# EXERCISE GOAL:
Every line of the material that follows must be printed again exactly.

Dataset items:

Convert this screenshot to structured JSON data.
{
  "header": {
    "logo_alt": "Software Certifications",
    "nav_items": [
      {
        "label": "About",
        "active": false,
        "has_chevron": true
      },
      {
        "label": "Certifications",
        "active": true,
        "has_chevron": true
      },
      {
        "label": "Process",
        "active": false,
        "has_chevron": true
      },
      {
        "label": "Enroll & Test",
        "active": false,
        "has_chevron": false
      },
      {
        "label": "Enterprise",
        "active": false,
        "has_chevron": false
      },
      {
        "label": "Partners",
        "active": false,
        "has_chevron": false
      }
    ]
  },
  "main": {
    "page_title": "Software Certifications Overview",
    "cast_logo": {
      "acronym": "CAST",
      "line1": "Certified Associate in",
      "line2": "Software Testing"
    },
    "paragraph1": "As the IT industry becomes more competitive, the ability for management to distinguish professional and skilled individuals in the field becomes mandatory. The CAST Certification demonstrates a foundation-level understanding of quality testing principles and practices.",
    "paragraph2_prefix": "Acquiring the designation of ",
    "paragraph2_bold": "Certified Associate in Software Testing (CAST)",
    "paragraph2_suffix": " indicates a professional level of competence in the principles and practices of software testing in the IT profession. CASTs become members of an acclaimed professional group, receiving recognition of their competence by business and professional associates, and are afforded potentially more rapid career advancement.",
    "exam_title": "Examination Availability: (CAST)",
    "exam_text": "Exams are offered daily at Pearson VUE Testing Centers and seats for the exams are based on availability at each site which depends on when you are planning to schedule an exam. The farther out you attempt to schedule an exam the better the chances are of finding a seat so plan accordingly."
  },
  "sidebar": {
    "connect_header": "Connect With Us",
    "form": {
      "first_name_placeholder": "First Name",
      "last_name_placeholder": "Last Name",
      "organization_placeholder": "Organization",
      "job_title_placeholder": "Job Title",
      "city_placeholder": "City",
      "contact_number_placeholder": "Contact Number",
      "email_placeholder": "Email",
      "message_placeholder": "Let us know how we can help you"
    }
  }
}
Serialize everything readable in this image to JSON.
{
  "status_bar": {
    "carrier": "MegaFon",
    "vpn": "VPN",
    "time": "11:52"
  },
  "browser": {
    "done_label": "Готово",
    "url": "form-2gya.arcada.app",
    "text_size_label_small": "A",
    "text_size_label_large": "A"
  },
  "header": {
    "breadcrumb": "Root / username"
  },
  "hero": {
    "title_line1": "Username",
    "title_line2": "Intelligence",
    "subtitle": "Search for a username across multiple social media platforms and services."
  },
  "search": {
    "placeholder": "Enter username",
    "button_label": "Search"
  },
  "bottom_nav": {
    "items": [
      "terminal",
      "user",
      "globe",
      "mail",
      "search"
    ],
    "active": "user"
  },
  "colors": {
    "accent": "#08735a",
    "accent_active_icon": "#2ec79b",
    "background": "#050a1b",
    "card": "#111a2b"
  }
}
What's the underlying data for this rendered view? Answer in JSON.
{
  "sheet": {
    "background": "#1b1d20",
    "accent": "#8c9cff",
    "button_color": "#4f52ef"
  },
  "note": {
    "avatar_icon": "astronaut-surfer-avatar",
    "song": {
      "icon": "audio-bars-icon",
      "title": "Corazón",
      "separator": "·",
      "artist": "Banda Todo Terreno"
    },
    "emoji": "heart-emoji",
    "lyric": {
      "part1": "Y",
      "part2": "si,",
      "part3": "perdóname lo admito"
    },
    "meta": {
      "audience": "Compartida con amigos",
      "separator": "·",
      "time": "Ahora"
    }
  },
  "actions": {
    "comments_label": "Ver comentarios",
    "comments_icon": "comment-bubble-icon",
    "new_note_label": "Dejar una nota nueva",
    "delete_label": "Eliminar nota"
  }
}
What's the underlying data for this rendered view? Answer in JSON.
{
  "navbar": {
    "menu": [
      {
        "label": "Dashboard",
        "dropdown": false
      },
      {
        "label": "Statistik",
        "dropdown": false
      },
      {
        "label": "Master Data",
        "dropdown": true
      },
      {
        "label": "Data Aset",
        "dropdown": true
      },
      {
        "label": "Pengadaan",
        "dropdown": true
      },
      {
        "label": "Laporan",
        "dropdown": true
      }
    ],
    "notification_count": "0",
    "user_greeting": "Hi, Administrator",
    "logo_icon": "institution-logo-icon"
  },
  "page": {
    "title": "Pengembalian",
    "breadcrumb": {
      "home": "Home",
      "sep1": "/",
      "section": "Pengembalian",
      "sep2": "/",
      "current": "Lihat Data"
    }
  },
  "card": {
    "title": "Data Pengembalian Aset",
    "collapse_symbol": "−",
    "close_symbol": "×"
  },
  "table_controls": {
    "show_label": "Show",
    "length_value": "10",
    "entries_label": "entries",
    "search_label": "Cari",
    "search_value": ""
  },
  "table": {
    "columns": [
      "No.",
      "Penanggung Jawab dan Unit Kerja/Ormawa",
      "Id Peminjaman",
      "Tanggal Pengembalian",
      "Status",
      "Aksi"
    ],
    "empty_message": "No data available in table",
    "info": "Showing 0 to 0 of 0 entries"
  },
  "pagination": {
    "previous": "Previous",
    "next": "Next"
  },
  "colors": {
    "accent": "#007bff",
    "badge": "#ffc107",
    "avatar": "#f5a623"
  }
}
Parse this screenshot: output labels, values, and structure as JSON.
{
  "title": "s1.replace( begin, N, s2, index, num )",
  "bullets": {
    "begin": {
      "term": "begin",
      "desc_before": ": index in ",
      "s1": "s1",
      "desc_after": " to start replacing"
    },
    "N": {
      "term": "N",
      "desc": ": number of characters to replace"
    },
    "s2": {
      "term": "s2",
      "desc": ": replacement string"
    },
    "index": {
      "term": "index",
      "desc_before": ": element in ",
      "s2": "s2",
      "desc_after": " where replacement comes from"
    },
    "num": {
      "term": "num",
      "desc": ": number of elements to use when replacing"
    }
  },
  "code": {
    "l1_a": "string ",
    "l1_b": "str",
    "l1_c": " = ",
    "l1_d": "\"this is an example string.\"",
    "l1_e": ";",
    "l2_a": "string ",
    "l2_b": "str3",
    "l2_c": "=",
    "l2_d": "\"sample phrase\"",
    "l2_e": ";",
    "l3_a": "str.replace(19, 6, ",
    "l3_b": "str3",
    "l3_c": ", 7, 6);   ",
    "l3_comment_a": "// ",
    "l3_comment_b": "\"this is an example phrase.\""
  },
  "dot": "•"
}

# WRITTEN RESPONSE:
Convert this screenshot to structured JSON data.
{
  "header": {
    "logo_alt": "Software Certifications",
    "nav_items": [
      {
        "label": "About",
        "active": false,
        "has_chevron": true
      },
      {
        "label": "Certifications",
        "active": true,
        "has_chevron": true
      },
      {
        "label": "Process",
        "active": false,
        "has_chevron": true
      },
      {
        "label": "Enroll & Test",
        "active": false,
        "has_chevron": false
      },
      {
        "label": "Enterprise",
        "active": false,
        "has_chevron": false
      },
      {
        "label": "Partners",
        "active": false,
        "has_chevron": false
      }
    ]
  },
  "main": {
    "page_title": "Software Certifications Overview",
    "cast_logo": {
      "acronym": "CAST",
      "line1": "Certified Associate in",
      "line2": "Software Testing"
    },
    "paragraph1": "As the IT industry becomes more competitive, the ability for management to distinguish professional and skilled individuals in the field becomes mandatory. The CAST Certification demonstrates a foundation-level understanding of quality testing principles and practices.",
    "paragraph2_prefix": "Acquiring the designation of ",
    "paragraph2_bold": "Certified Associate in Software Testing (CAST)",
    "paragraph2_suffix": " indicates a professional level of competence in the principles and practices of software testing in the IT profession. CASTs become members of an acclaimed professional group, receiving recognition of their competence by business and professional associates, and are afforded potentially more rapid career advancement.",
    "exam_title": "Examination Availability: (CAST)",
    "exam_text": "Exams are offered daily at Pearson VUE Testing Centers and seats for the exams are based on availability at each site which depends on when you are planning to schedule an exam. The farther out you attempt to schedule an exam the better the chances are of finding a seat so plan accordingly."
  },
  "sidebar": {
    "connect_header": "Connect With Us",
    "form": {
      "first_name_placeholder": "First Name",
      "last_name_placeholder": "Last Name",
      "organization_placeholder": "Organization",
      "job_title_placeholder": "Job Title",
      "city_placeholder": "City",
      "contact_number_placeholder": "Contact Number",
      "email_placeholder": "Email",
      "message_placeholder": "Let us know how we can help you"
    }
  }
}
Serialize everything readable in this image to JSON.
{
  "status_bar": {
    "carrier": "MegaFon",
    "vpn": "VPN",
    "time": "11:52"
  },
  "browser": {
    "done_label": "Готово",
    "url": "form-2gya.arcada.app",
    "text_size_label_small": "A",
    "text_size_label_large": "A"
  },
  "header": {
    "breadcrumb": "Root / username"
  },
  "hero": {
    "title_line1": "Username",
    "title_line2": "Intelligence",
    "subtitle": "Search for a username across multiple social media platforms and services."
  },
  "search": {
    "placeholder": "Enter username",
    "button_label": "Search"
  },
  "bottom_nav": {
    "items": [
      "terminal",
      "user",
      "globe",
      "mail",
      "search"
    ],
    "active": "user"
  },
  "colors": {
    "accent": "#08735a",
    "accent_active_icon": "#2ec79b",
    "background": "#050a1b",
    "card": "#111a2b"
  }
}
What's the underlying data for this rendered view? Answer in JSON.
{
  "sheet": {
    "background": "#1b1d20",
    "accent": "#8c9cff",
    "button_color": "#4f52ef"
  },
  "note": {
    "avatar_icon": "astronaut-surfer-avatar",
    "song": {
      "icon": "audio-bars-icon",
      "title": "Corazón",
      "separator": "·",
      "artist": "Banda Todo Terreno"
    },
    "emoji": "heart-emoji",
    "lyric": {
      "part1": "Y",
      "part2": "si,",
      "part3": "perdóname lo admito"
    },
    "meta": {
      "audience": "Compartida con amigos",
      "separator": "·",
      "time": "Ahora"
    }
  },
  "actions": {
    "comments_label": "Ver comentarios",
    "comments_icon": "comment-bubble-icon",
    "new_note_label": "Dejar una nota nueva",
    "delete_label": "Eliminar nota"
  }
}
What's the underlying data for this rendered view? Answer in JSON.
{
  "navbar": {
    "menu": [
      {
        "label": "Dashboard",
        "dropdown": false
      },
      {
        "label": "Statistik",
        "dropdown": false
      },
      {
        "label": "Master Data",
        "dropdown": true
      },
      {
        "label": "Data Aset",
        "dropdown": true
      },
      {
        "label": "Pengadaan",
        "dropdown": true
      },
      {
        "label": "Laporan",
        "dropdown": true
      }
    ],
    "notification_count": "0",
    "user_greeting": "Hi, Administrator",
    "logo_icon": "institution-logo-icon"
  },
  "page": {
    "title": "Pengembalian",
    "breadcrumb": {
      "home": "Home",
      "sep1": "/",
      "section": "Pengembalian",
      "sep2": "/",
      "current": "Lihat Data"
    }
  },
  "card": {
    "title": "Data Pengembalian Aset",
    "collapse_symbol": "−",
    "close_symbol": "×"
  },
  "table_controls": {
    "show_label": "Show",
    "length_value": "10",
    "entries_label": "entries",
    "search_label": "Cari",
    "search_value": ""
  },
  "table": {
    "columns": [
      "No.",
      "Penanggung Jawab dan Unit Kerja/Ormawa",
      "Id Peminjaman",
      "Tanggal Pengembalian",
      "Status",
      "Aksi"
    ],
    "empty_message": "No data available in table",
    "info": "Showing 0 to 0 of 0 entries"
  },
  "pagination": {
    "previous": "Previous",
    "next": "Next"
  },
  "colors": {
    "accent": "#007bff",
    "badge": "#ffc107",
    "avatar": "#f5a623"
  }
}
Parse this screenshot: output labels, values, and structure as JSON.
{
  "title": "s1.replace( begin, N, s2, index, num )",
  "bullets": {
    "begin": {
      "term": "begin",
      "desc_before": ": index in ",
      "s1": "s1",
      "desc_after": " to start replacing"
    },
    "N": {
      "term": "N",
      "desc": ": number of characters to replace"
    },
    "s2": {
      "term": "s2",
      "desc": ": replacement string"
    },
    "index": {
      "term": "index",
      "desc_before": ": element in ",
      "s2": "s2",
      "desc_after": " where replacement comes from"
    },
    "num": {
      "term": "num",
      "desc": ": number of elements to use when replacing"
    }
  },
  "code": {
    "l1_a": "string ",
    "l1_b": "str",
    "l1_c": " = ",
    "l1_d": "\"this is an example string.\"",
    "l1_e": ";",
    "l2_a": "string ",
    "l2_b": "str3",
    "l2_c": "=",
    "l2_d": "\"sample phrase\"",
    "l2_e": ";",
    "l3_a": "str.replace(19, 6, ",
    "l3_b": "str3",
    "l3_c": ", 7, 6);   ",
    "l3_comment_a": "// ",
    "l3_comment_b": "\"this is an example phrase.\""
  },
  "dot": "•"
}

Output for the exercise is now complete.